● **Task brief**:
Copy out the lines from the one containing "position-label: 职务 [524, 235, 586, 289]" up to and including the one containing "col-point: 风险点 [179, 336, 524, 377]", keeping each exactly as it stands in the items below.

* begin Material supplied *

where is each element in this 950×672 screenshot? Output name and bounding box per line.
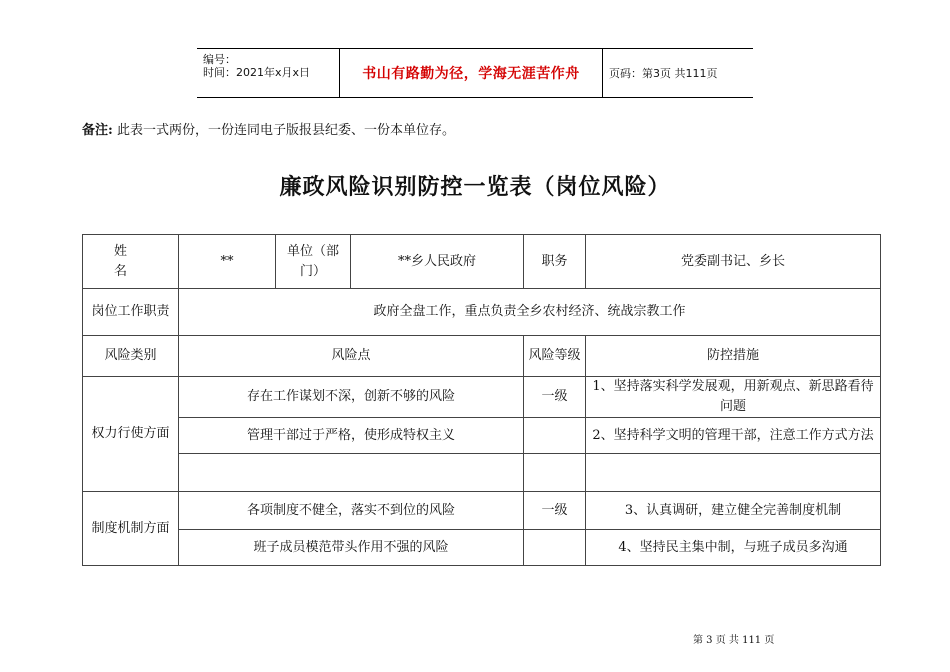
position-label: 职务 [524, 235, 586, 289]
table-row [83, 289, 881, 336]
risk-level: 一级 [524, 377, 586, 418]
header-motto: 书山有路勤为径，学海无涯苦作舟 [339, 49, 603, 97]
col-category: 风险类别 [83, 336, 179, 377]
header-time: 时间：2021年x月x日 [203, 66, 311, 79]
category-power: 权力行使方面 [83, 377, 179, 492]
risk-measure: 3、认真调研，建立健全完善制度机制 [586, 492, 881, 530]
col-point: 风险点 [179, 336, 524, 377]
position-value: 党委副书记、乡长 [586, 235, 881, 289]
table-row [83, 377, 881, 418]
risk-level [524, 454, 586, 492]
table-row [83, 530, 881, 566]
header-page: 页码：第3页 共111页 [609, 67, 718, 80]
table-row [83, 492, 881, 530]
risk-measure: 2、坚持科学文明的管理干部，注意工作方式方法 [586, 418, 881, 454]
risk-table [82, 234, 881, 566]
risk-level [524, 530, 586, 566]
duty-label: 岗位工作职责 [83, 289, 179, 336]
remark-label: 备注: [82, 123, 113, 138]
page-footer: 第 3 页 共 111 页 [693, 635, 775, 646]
table-row [83, 235, 881, 289]
risk-point [179, 454, 524, 492]
remark [82, 119, 455, 138]
table-header-row [83, 336, 881, 377]
header-meta [197, 49, 339, 97]
unit-value: **乡人民政府 [351, 235, 524, 289]
name-label: 姓 名 [83, 235, 179, 289]
risk-point: 各项制度不健全，落实不到位的风险 [179, 492, 524, 530]
table-row [83, 454, 881, 492]
risk-measure: 4、坚持民主集中制，与班子成员多沟通 [586, 530, 881, 566]
unit-label: 单位（部门） [276, 235, 351, 289]
header-number: 编号： [203, 53, 236, 66]
remark-text: 此表一式两份，一份连同电子版报县纪委、一份本单位存。 [116, 123, 455, 138]
category-system: 制度机制方面 [83, 492, 179, 566]
risk-point: 班子成员模范带头作用不强的风险 [179, 530, 524, 566]
document-title: 廉政风险识别防控一览表（岗位风险） [279, 174, 671, 200]
name-value: ** [179, 235, 276, 289]
duty-value: 政府全盘工作，重点负责全乡农村经济、统战宗教工作 [179, 289, 881, 336]
risk-measure: 1、坚持落实科学发展观，用新观点、新思路看待问题 [586, 377, 881, 418]
risk-level: 一级 [524, 492, 586, 530]
risk-level [524, 418, 586, 454]
risk-measure [586, 454, 881, 492]
risk-point: 管理干部过于严格，使形成特权主义 [179, 418, 524, 454]
page-header [197, 48, 753, 98]
col-level: 风险等级 [524, 336, 586, 377]
table-row [83, 418, 881, 454]
risk-point: 存在工作谋划不深，创新不够的风险 [179, 377, 524, 418]
col-measure: 防控措施 [586, 336, 881, 377]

* end Material supplied *

● **Solution for this exercise**:
position-label: 职务 [524, 235, 586, 289]
table-row [83, 289, 881, 336]
risk-level: 一级 [524, 377, 586, 418]
header-motto: 书山有路勤为径，学海无涯苦作舟 [339, 49, 603, 97]
col-category: 风险类别 [83, 336, 179, 377]
header-time: 时间：2021年x月x日 [203, 66, 311, 79]
category-power: 权力行使方面 [83, 377, 179, 492]
risk-measure: 3、认真调研，建立健全完善制度机制 [586, 492, 881, 530]
col-point: 风险点 [179, 336, 524, 377]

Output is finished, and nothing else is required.